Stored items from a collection

§ §

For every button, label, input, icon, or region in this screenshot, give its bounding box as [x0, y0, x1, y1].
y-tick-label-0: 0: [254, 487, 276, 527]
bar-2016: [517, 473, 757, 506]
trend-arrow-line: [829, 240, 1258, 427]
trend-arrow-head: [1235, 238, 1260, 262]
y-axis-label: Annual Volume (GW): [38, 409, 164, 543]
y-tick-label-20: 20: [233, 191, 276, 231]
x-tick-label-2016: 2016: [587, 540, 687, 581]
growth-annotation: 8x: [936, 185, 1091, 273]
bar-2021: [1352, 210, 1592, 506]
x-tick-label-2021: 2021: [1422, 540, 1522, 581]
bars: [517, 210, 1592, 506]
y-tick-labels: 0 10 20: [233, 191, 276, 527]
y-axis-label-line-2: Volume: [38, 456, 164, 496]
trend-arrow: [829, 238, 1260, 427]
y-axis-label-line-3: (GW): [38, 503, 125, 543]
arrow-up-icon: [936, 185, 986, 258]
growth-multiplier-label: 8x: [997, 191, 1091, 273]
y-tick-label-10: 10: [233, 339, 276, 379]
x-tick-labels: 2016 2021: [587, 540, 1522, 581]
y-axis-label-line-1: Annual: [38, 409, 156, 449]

§ §

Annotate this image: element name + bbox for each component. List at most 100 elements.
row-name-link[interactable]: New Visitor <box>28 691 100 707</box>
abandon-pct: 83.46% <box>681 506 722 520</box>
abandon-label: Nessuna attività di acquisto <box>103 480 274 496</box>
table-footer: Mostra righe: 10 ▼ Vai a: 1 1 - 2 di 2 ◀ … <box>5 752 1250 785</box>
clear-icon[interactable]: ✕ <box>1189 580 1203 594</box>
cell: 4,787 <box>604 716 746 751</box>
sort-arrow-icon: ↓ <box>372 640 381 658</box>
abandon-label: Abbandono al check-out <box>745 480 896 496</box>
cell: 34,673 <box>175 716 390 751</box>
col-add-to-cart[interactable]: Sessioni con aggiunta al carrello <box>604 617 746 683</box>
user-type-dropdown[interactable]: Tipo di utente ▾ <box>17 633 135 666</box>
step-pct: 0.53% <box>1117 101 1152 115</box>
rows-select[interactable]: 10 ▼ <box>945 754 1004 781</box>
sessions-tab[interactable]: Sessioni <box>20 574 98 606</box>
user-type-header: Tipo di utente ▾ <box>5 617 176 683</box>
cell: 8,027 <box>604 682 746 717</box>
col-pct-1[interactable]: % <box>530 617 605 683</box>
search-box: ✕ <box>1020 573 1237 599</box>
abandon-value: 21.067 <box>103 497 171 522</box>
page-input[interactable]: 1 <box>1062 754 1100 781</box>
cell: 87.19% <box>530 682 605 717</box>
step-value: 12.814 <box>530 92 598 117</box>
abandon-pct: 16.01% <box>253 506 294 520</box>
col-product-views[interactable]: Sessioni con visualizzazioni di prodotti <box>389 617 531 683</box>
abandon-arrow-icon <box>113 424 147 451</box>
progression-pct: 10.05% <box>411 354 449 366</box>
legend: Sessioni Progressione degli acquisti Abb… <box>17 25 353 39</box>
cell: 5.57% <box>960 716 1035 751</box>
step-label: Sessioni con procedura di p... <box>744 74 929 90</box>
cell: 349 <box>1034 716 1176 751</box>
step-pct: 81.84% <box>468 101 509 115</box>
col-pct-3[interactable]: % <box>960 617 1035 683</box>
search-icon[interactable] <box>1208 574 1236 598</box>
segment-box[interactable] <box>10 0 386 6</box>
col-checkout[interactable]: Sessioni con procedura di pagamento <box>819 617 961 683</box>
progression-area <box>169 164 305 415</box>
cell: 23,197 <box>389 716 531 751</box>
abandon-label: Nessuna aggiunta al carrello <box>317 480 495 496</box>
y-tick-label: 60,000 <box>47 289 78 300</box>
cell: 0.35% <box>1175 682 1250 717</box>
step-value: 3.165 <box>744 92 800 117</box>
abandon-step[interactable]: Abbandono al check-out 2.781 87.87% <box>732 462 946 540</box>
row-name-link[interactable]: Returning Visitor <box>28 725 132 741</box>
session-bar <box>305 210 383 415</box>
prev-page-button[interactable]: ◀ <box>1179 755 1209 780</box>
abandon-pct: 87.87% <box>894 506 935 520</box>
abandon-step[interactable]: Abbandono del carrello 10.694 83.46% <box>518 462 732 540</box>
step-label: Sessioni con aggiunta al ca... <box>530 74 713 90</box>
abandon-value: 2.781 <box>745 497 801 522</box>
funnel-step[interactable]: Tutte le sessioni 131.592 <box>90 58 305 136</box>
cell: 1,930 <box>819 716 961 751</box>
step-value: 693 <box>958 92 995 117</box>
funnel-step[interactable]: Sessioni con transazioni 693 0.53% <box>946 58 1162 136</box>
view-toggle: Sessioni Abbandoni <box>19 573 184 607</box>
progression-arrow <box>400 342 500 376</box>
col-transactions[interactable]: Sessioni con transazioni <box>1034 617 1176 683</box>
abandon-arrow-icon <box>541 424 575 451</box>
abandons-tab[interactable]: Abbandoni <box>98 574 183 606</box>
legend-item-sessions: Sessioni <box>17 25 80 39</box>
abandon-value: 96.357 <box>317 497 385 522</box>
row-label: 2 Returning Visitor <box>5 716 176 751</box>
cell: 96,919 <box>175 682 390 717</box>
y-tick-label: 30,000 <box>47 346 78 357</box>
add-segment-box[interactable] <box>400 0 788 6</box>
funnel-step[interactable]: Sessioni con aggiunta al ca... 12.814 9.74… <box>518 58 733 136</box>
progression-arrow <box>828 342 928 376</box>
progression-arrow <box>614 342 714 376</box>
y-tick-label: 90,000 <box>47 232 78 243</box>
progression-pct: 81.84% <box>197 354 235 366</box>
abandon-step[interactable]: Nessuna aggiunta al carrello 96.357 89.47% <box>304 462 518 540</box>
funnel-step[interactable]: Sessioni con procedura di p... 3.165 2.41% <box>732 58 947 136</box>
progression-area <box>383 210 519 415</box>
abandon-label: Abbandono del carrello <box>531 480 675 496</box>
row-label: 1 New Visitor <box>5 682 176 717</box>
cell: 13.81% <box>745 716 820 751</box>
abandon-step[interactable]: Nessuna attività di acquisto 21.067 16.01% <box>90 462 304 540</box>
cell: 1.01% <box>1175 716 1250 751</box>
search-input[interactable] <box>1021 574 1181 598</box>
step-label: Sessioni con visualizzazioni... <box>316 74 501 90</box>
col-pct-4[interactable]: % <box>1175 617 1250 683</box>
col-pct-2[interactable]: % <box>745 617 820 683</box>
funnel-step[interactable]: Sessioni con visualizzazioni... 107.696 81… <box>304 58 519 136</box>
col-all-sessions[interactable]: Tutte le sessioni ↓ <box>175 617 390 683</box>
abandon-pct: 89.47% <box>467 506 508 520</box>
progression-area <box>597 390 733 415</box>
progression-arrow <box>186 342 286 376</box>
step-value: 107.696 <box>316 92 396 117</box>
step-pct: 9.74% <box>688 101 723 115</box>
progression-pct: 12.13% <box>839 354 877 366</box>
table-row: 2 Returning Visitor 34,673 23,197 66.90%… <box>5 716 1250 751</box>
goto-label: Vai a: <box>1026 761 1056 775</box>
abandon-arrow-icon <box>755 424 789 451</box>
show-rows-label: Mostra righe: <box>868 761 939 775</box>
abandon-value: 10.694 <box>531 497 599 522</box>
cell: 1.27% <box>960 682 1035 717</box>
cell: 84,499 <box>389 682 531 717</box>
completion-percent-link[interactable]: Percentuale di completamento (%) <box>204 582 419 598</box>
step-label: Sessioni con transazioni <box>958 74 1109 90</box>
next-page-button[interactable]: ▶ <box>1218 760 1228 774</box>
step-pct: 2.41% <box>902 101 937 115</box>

§ §

Rewrite the lines from the one with "Annotate this image: element" to the one with "abandon-label: Nessuna attività", changing "abandon-pct" to "abandon-percent" and leaving everything else as it is.

Response to this task
Annotate this image: element name + bbox for each component. List at most 100 elements.
row-name-link[interactable]: New Visitor <box>28 691 100 707</box>
abandon-percent: 83.46% <box>681 506 722 520</box>
abandon-label: Nessuna attività di acquisto <box>103 480 274 496</box>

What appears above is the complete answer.